Extracted records
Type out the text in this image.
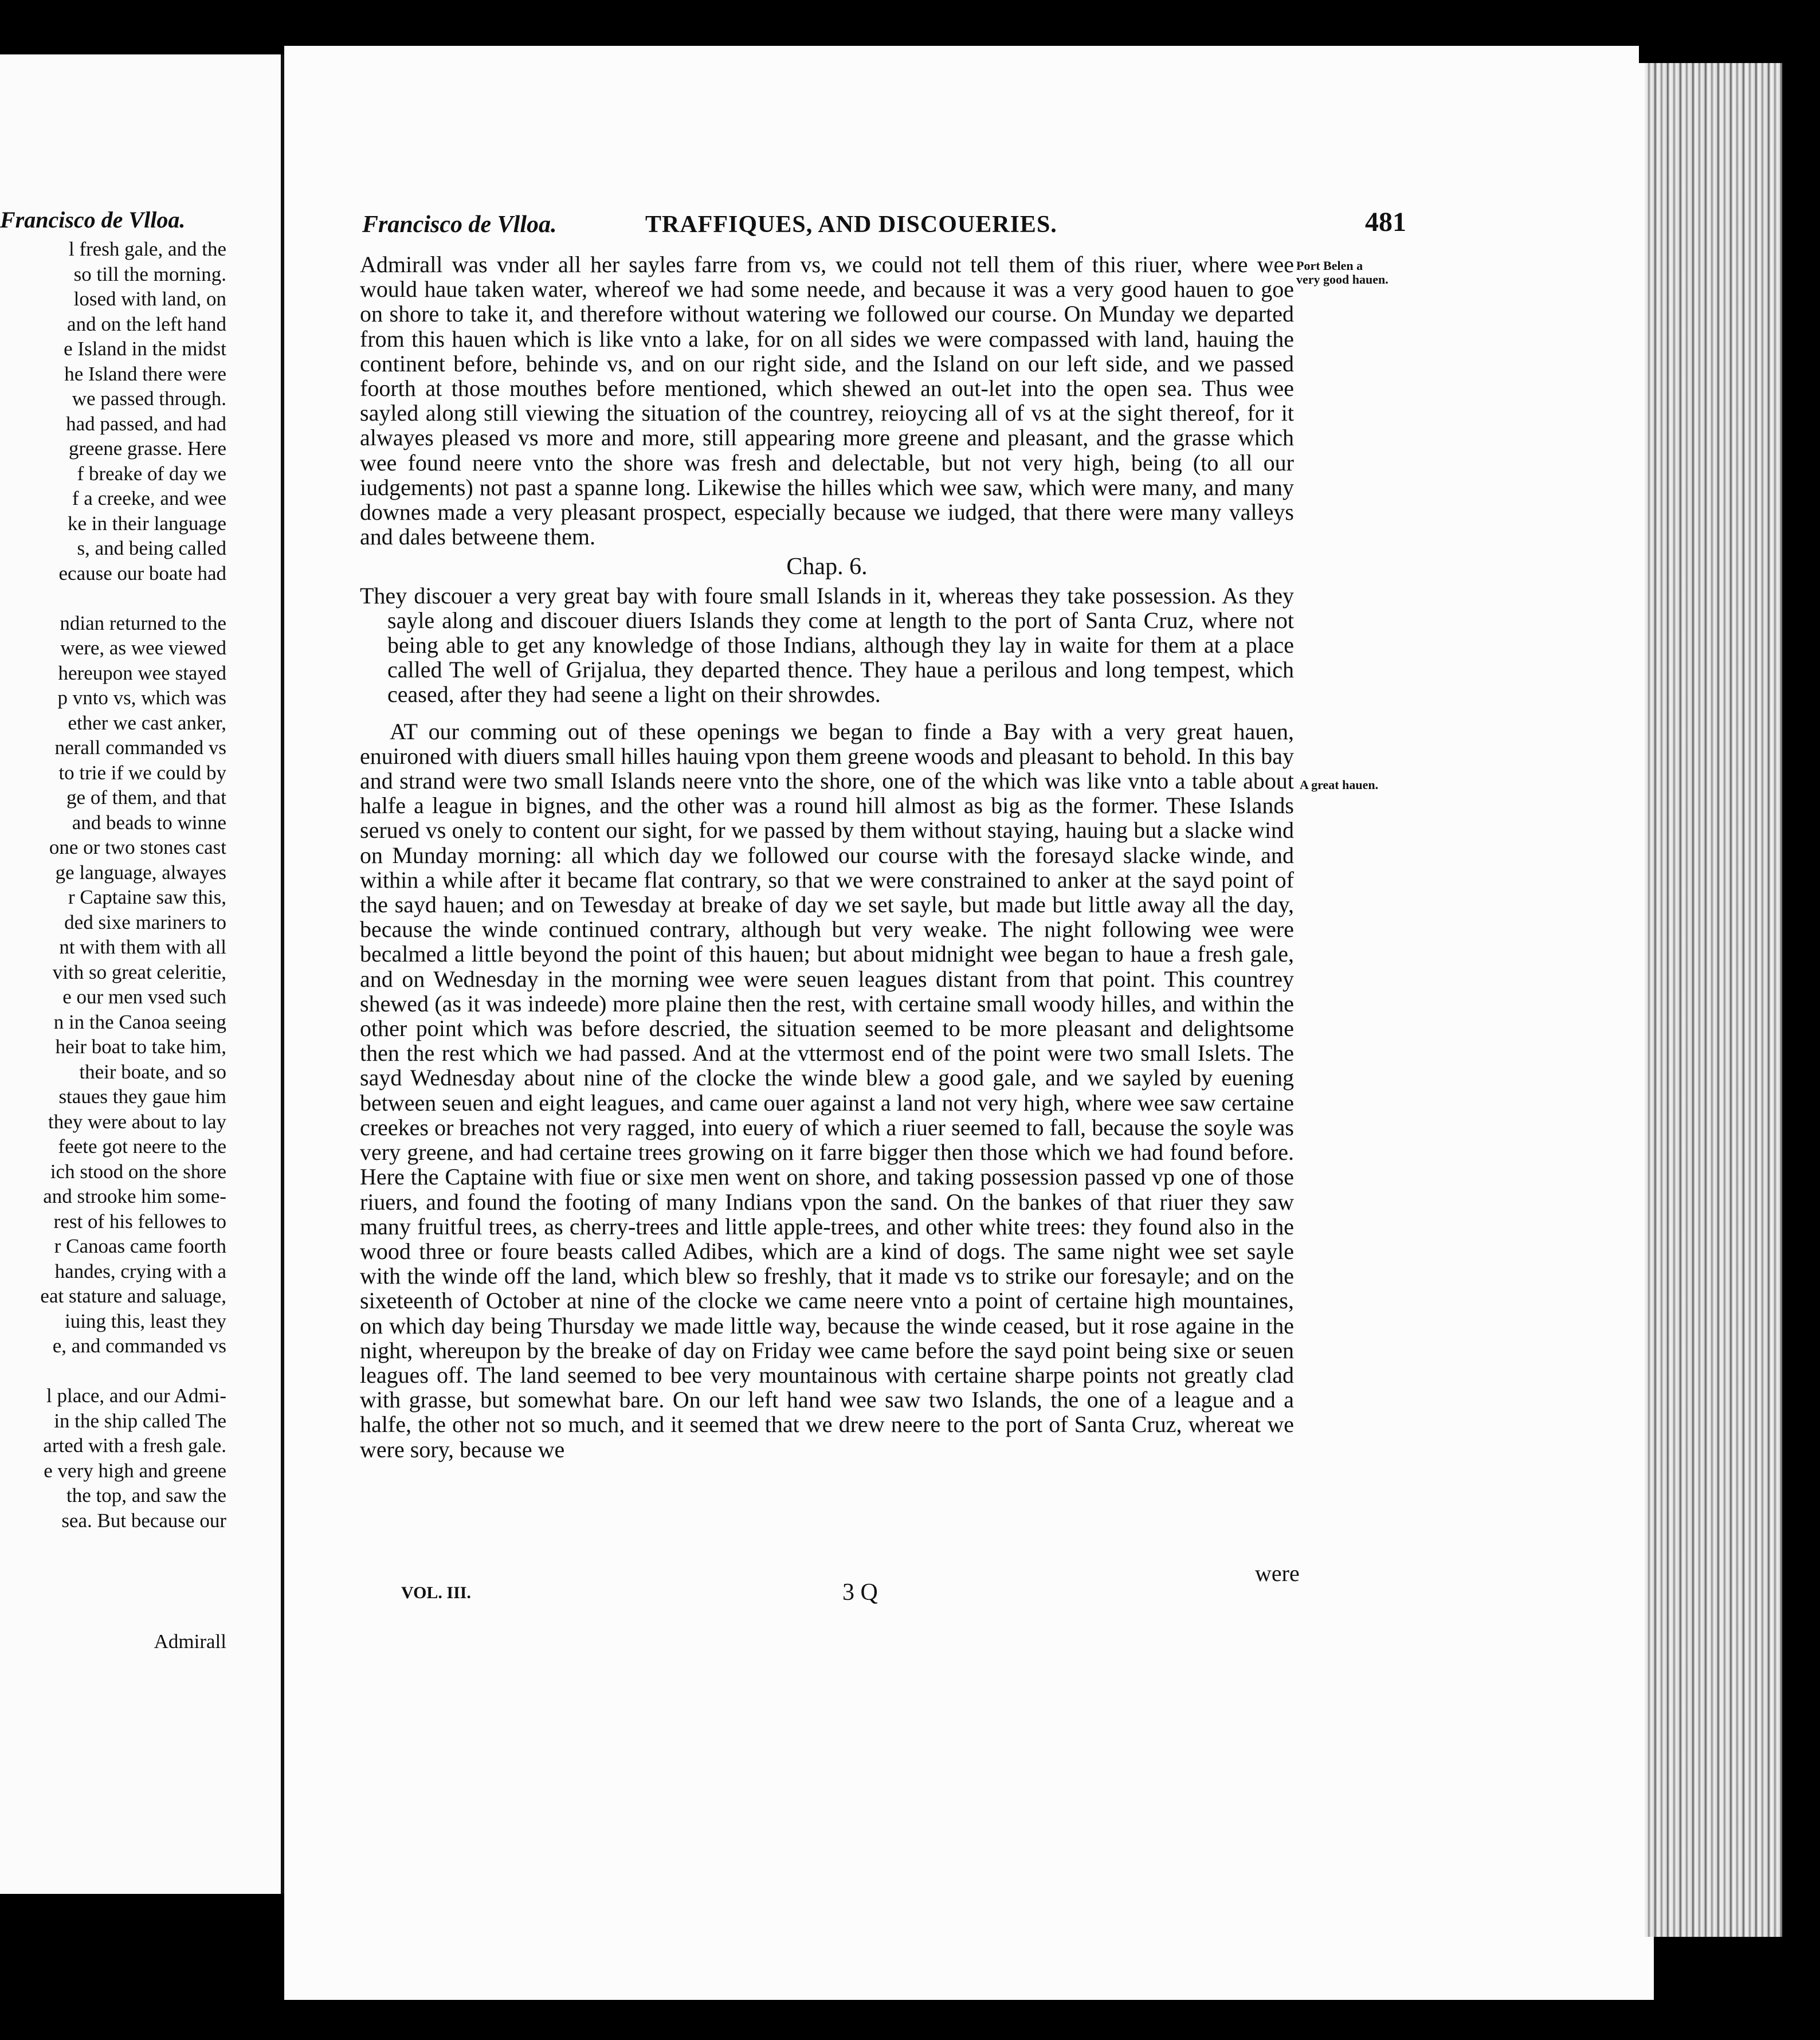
Francisco de Vlloa.
l fresh gale, and the
so till the morning.
losed with land, on
and on the left hand
e Island in the midst
he Island there were
we passed through.
had passed, and had
greene grasse. Here
f breake of day we
f a creeke, and wee
ke in their language
s, and being called
ecause our boate had

ndian returned to the
were, as wee viewed
hereupon wee stayed
p vnto vs, which was
ether we cast anker,
nerall commanded vs
to trie if we could by
ge of them, and that
and beads to winne
one or two stones cast
ge language, alwayes
r Captaine saw this,
ded sixe mariners to
nt with them with all
vith so great celeritie,
e our men vsed such
n in the Canoa seeing
heir boat to take him,
their boate, and so
staues they gaue him
they were about to lay
feete got neere to the
ich stood on the shore
and strooke him some-
rest of his fellowes to
r Canoas came foorth
handes, crying with a
eat stature and saluage,
iuing this, least they
e, and commanded vs

l place, and our Admi-
in the ship called The
arted with a fresh gale.
e very high and greene
the top, and saw the
sea. But because our
Admirall
Francisco de Vlloa.	TRAFFIQUES, AND DISCOUERIES.	481

Admirall was vnder all her sayles farre from vs, we could not tell them of this riuer, where wee would haue taken water, whereof we had some neede, and because it was a very good hauen to goe on shore to take it, and therefore without watering we followed our course. On Munday we departed from this hauen which is like vnto a lake, for on all sides we were compassed with land, hauing the continent before, behinde vs, and on our right side, and the Island on our left side, and we passed foorth at those mouthes before mentioned, which shewed an out-let into the open sea. Thus wee sayled along still viewing the situation of the countrey, reioycing all of vs at the sight thereof, for it alwayes pleased vs more and more, still appearing more greene and pleasant, and the grasse which wee found neere vnto the shore was fresh and delectable, but not very high, being (to all our iudgements) not past a spanne long. Likewise the hilles which wee saw, which were many, and many downes made a very pleasant prospect, especially because we iudged, that there were many valleys and dales betweene them.

Chap. 6.

They discouer a very great bay with foure small Islands in it, whereas they take possession. As they sayle along and discouer diuers Islands they come at length to the port of Santa Cruz, where not being able to get any knowledge of those Indians, although they lay in waite for them at a place called The well of Grijalua, they departed thence. They haue a perilous and long tempest, which ceased, after they had seene a light on their shrowdes.

AT our comming out of these openings we began to finde a Bay with a very great hauen, enuironed with diuers small hilles hauing vpon them greene woods and pleasant to behold. In this bay and strand were two small Islands neere vnto the shore, one of the which was like vnto a table about halfe a league in bignes, and the other was a round hill almost as big as the former. These Islands serued vs onely to content our sight, for we passed by them without staying, hauing but a slacke wind on Munday morning: all which day we followed our course with the foresayd slacke winde, and within a while after it became flat contrary, so that we were constrained to anker at the sayd point of the sayd hauen; and on Tewesday at breake of day we set sayle, but made but little away all the day, because the winde continued contrary, although but very weake. The night following wee were becalmed a little beyond the point of this hauen; but about midnight wee began to haue a fresh gale, and on Wednesday in the morning wee were seuen leagues distant from that point. This countrey shewed (as it was indeede) more plaine then the rest, with certaine small woody hilles, and within the other point which was before descried, the situation seemed to be more pleasant and delightsome then the rest which we had passed. And at the vttermost end of the point were two small Islets. The sayd Wednesday about nine of the clocke the winde blew a good gale, and we sayled by euening between seuen and eight leagues, and came ouer against a land not very high, where wee saw certaine creekes or breaches not very ragged, into euery of which a riuer seemed to fall, because the soyle was very greene, and had certaine trees growing on it farre bigger then those which we had found before. Here the Captaine with fiue or sixe men went on shore, and taking possession passed vp one of those riuers, and found the footing of many Indians vpon the sand. On the bankes of that riuer they saw many fruitful trees, as cherry-trees and little apple-trees, and other white trees: they found also in the wood three or foure beasts called Adibes, which are a kind of dogs. The same night wee set sayle with the winde off the land, which blew so freshly, that it made vs to strike our foresayle; and on the sixeteenth of October at nine of the clocke we came neere vnto a point of certaine high mountaines, on which day being Thursday we made little way, because the winde ceased, but it rose againe in the night, whereupon by the breake of day on Friday wee came before the sayd point being sixe or seuen leagues off. The land seemed to bee very mountainous with certaine sharpe points not greatly clad with grasse, but somewhat bare. On our left hand wee saw two Islands, the one of a league and a halfe, the other not so much, and it seemed that we drew neere to the port of Santa Cruz, whereat we were sory, because we

Port Belen a
very good hauen.
A great hauen.
were
VOL. III.	3 Q
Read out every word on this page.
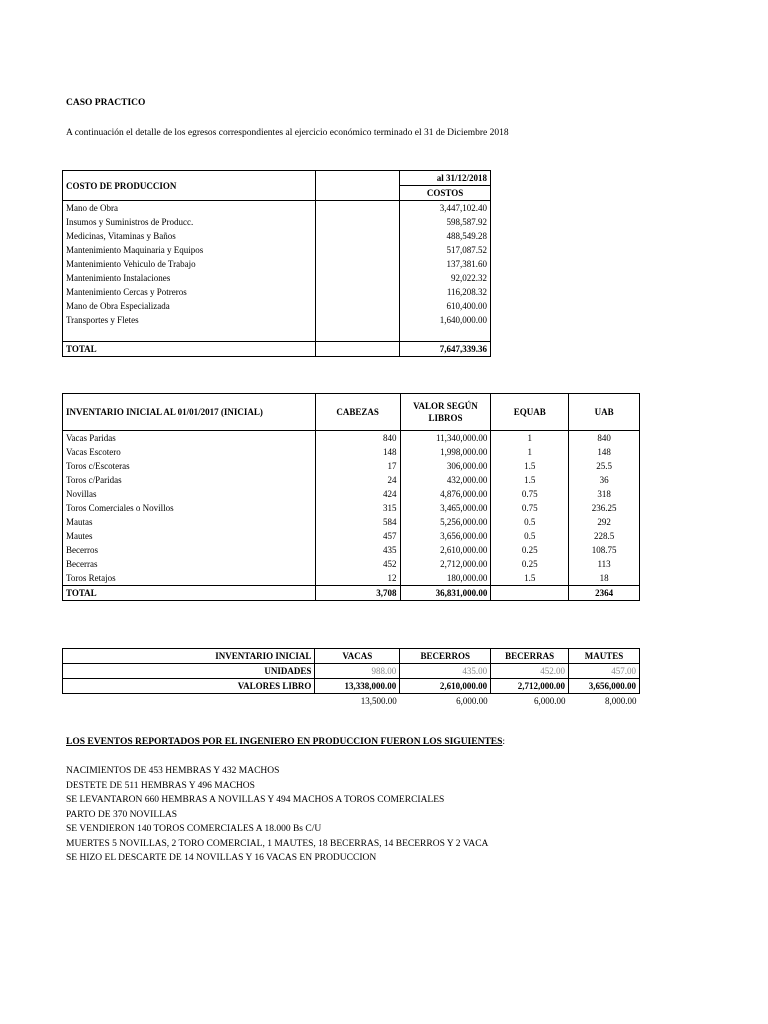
CASO PRACTICO
A continuación el detalle de los egresos correspondientes al ejercicio económico terminado el 31 de Diciembre 2018
COSTO DE PRODUCCION		al 31/12/2018
		COSTOS
Mano de Obra		3,447,102.40
Insumos y Suministros de Producc.		598,587.92
Medicinas, Vitaminas y Baños		488,549.28
Mantenimiento Maquinaria y Equipos		517,087.52
Mantenimiento Vehiculo de Trabajo		137,381.60
Mantenimiento Instalaciones		92,022.32
Mantenimiento Cercas y Potreros		116,208.32
Mano de Obra Especializada		610,400.00
Transportes y Fletes		1,640,000.00

TOTAL		7,647,339.36
INVENTARIO INICIAL AL 01/01/2017 (INICIAL)	CABEZAS	VALOR SEGÚN LIBROS	EQUAB	UAB
Vacas Paridas	840	11,340,000.00	1	840
Vacas Escotero	148	1,998,000.00	1	148
Toros c/Escoteras	17	306,000.00	1.5	25.5
Toros c/Paridas	24	432,000.00	1.5	36
Novillas	424	4,876,000.00	0.75	318
Toros Comerciales o Novillos	315	3,465,000.00	0.75	236.25
Mautas	584	5,256,000.00	0.5	292
Mautes	457	3,656,000.00	0.5	228.5
Becerros	435	2,610,000.00	0.25	108.75
Becerras	452	2,712,000.00	0.25	113
Toros Retajos	12	180,000.00	1.5	18
TOTAL	3,708	36,831,000.00		2364
INVENTARIO INICIAL	VACAS	BECERROS	BECERRAS	MAUTES
UNIDADES	988.00	435.00	452.00	457.00
VALORES LIBRO	13,338,000.00	2,610,000.00	2,712,000.00	3,656,000.00
	13,500.00	6,000.00	6,000.00	8,000.00
LOS EVENTOS REPORTADOS POR EL INGENIERO EN PRODUCCION FUERON LOS SIGUIENTES:
NACIMIENTOS DE 453 HEMBRAS Y 432 MACHOS
DESTETE DE 511 HEMBRAS Y 496 MACHOS
SE LEVANTARON 660 HEMBRAS A NOVILLAS Y 494 MACHOS A TOROS COMERCIALES
PARTO DE 370 NOVILLAS
SE VENDIERON 140 TOROS COMERCIALES A 18.000 Bs C/U
MUERTES 5 NOVILLAS, 2 TORO COMERCIAL, 1 MAUTES, 18 BECERRAS, 14 BECERROS Y 2 VACA
SE HIZO EL DESCARTE DE 14 NOVILLAS Y 16 VACAS EN PRODUCCION
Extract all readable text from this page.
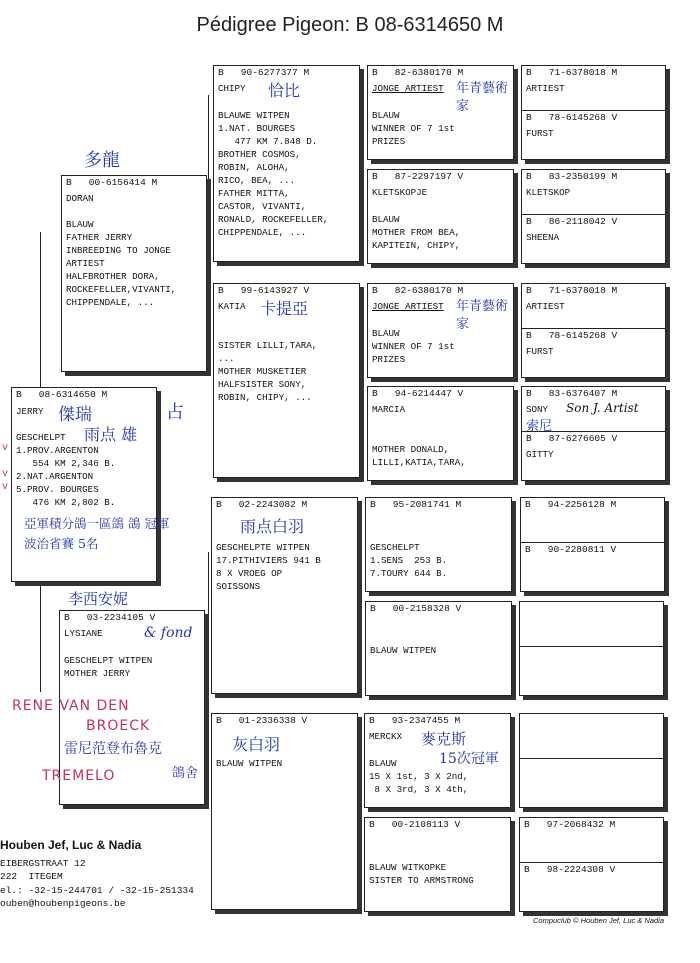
Pédigree Pigeon: B 08-6314650 M
B   08-6314650 M
JERRY
GESCHELPT
1.PROV.ARGENTON
554 KM 2,346 B.
2.NAT.ARGENTON
5.PROV. BOURGES
476 KM 2,802 B.
傑瑞
雨点 雄
亞軍積分鴿一區鴿 鴿 冠軍
波治省賽 5名
占
v
v
v
多龍
B   00-6156414 M
DORAN
BLAUW
FATHER JERRY
INBREEDING TO JONGE
ARTIEST
HALFBROTHER DORA,
ROCKEFELLER,VIVANTI,
CHIPPENDALE, ...
李西安妮
B   03-2234105 V
LYSIANE
GESCHELPT WITPEN
MOTHER JERRY
& fond
RENE VAN DEN
BROECK
雷尼范登布魯克
TREMELO	鴿舍
B   90-6277377 M
CHIPY	恰比
BLAUWE WITPEN
1.NAT. BOURGES
477 KM 7.848 D.
BROTHER COSMOS,
ROBIN, ALOHA,
RICO, BEA, ...
FATHER MITTA,
CASTOR, VIVANTI,
RONALD, ROCKEFELLER,
CHIPPENDALE, ...
B   99-6143927 V
KATIA 卡提亞
SISTER LILLI,TARA,
...
MOTHER MUSKETIER
HALFSISTER SONY,
ROBIN, CHIPY, ...
B   02-2243082 M
雨点白羽
GESCHELPTE WITPEN
17.PITHIVIERS 941 B
8 X VROEG OP
SOISSONS
B   01-2336338 V
灰白羽
BLAUW WITPEN
B   82-6380170 M
JONGE ARTIEST 年青藝術家
BLAUW
WINNER OF 7 1st
PRIZES
B   87-2297197 V
KLETSKOPJE
BLAUW
MOTHER FROM BEA,
KAPITEIN, CHIPY,
B   82-6380170 M
JONGE ARTIEST 年青藝術家
BLAUW
WINNER OF 7 1st
PRIZES
B   94-6214447 V
MARCIA
MOTHER DONALD,
LILLI,KATIA,TARA,
B   95-2081741 M
GESCHELPT
1.SENS  253 B.
7.TOURY 644 B.
B   00-2158328 V
BLAUW WITPEN
B   93-2347455 M
MERCKX	麥克斯
15次冠軍
BLAUW
15 X 1st, 3 X 2nd,
8 X 3rd, 3 X 4th,
B   00-2108113 V
BLAUW WITKOPKE
SISTER TO ARMSTRONG
B   71-6378018 M
ARTIEST
B   78-6145268 V
FURST
B   83-2350199 M
KLETSKOP
B   86-2118042 V
SHEENA
B   71-6378018 M
ARTIEST
B   78-6145268 V
FURST
B   83-6376407 M
SONY	Son J. Artist
索尼
B   87-6276605 V
GITTY
B   94-2256128 M
B   90-2280811 V
B   97-2068432 M
B   98-2224308 V
Houben Jef, Luc & Nadia
EIBERGSTRAAT 12
222  ITEGEM
el.: -32-15-244701 / -32-15-251334
ouben@houbenpigeons.be
Compuclub © Houben Jef, Luc & Nadia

Set task: Take the line that contains "Extract all readable text from this page." and every line after it to the end of the records above; quote them exactly, leaving out the pictures.

Finished answer:
Extract all readable text from this page.
Pédigree Pigeon: B 08-6314650 M
B   08-6314650 M
JERRY
GESCHELPT
1.PROV.ARGENTON
554 KM 2,346 B.
2.NAT.ARGENTON
5.PROV. BOURGES
476 KM 2,802 B.
傑瑞
雨点 雄
亞軍積分鴿一區鴿 鴿 冠軍
波治省賽 5名
占
v
v
v
多龍
B   00-6156414 M
DORAN
BLAUW
FATHER JERRY
INBREEDING TO JONGE
ARTIEST
HALFBROTHER DORA,
ROCKEFELLER,VIVANTI,
CHIPPENDALE, ...
李西安妮
B   03-2234105 V
LYSIANE
GESCHELPT WITPEN
MOTHER JERRY
& fond
RENE VAN DEN
BROECK
雷尼范登布魯克
TREMELO	鴿舍
B   90-6277377 M
CHIPY	恰比
BLAUWE WITPEN
1.NAT. BOURGES
477 KM 7.848 D.
BROTHER COSMOS,
ROBIN, ALOHA,
RICO, BEA, ...
FATHER MITTA,
CASTOR, VIVANTI,
RONALD, ROCKEFELLER,
CHIPPENDALE, ...
B   99-6143927 V
KATIA 卡提亞
SISTER LILLI,TARA,
...
MOTHER MUSKETIER
HALFSISTER SONY,
ROBIN, CHIPY, ...
B   02-2243082 M
雨点白羽
GESCHELPTE WITPEN
17.PITHIVIERS 941 B
8 X VROEG OP
SOISSONS
B   01-2336338 V
灰白羽
BLAUW WITPEN
B   82-6380170 M
JONGE ARTIEST 年青藝術家
BLAUW
WINNER OF 7 1st
PRIZES
B   87-2297197 V
KLETSKOPJE
BLAUW
MOTHER FROM BEA,
KAPITEIN, CHIPY,
B   82-6380170 M
JONGE ARTIEST 年青藝術家
BLAUW
WINNER OF 7 1st
PRIZES
B   94-6214447 V
MARCIA
MOTHER DONALD,
LILLI,KATIA,TARA,
B   95-2081741 M
GESCHELPT
1.SENS  253 B.
7.TOURY 644 B.
B   00-2158328 V
BLAUW WITPEN
B   93-2347455 M
MERCKX	麥克斯
15次冠軍
BLAUW
15 X 1st, 3 X 2nd,
8 X 3rd, 3 X 4th,
B   00-2108113 V
BLAUW WITKOPKE
SISTER TO ARMSTRONG
B   71-6378018 M
ARTIEST
B   78-6145268 V
FURST
B   83-2350199 M
KLETSKOP
B   86-2118042 V
SHEENA
B   71-6378018 M
ARTIEST
B   78-6145268 V
FURST
B   83-6376407 M
SONY	Son J. Artist
索尼
B   87-6276605 V
GITTY
B   94-2256128 M
B   90-2280811 V
B   97-2068432 M
B   98-2224308 V
Houben Jef, Luc & Nadia
EIBERGSTRAAT 12
222  ITEGEM
el.: -32-15-244701 / -32-15-251334
ouben@houbenpigeons.be
Compuclub © Houben Jef, Luc & Nadia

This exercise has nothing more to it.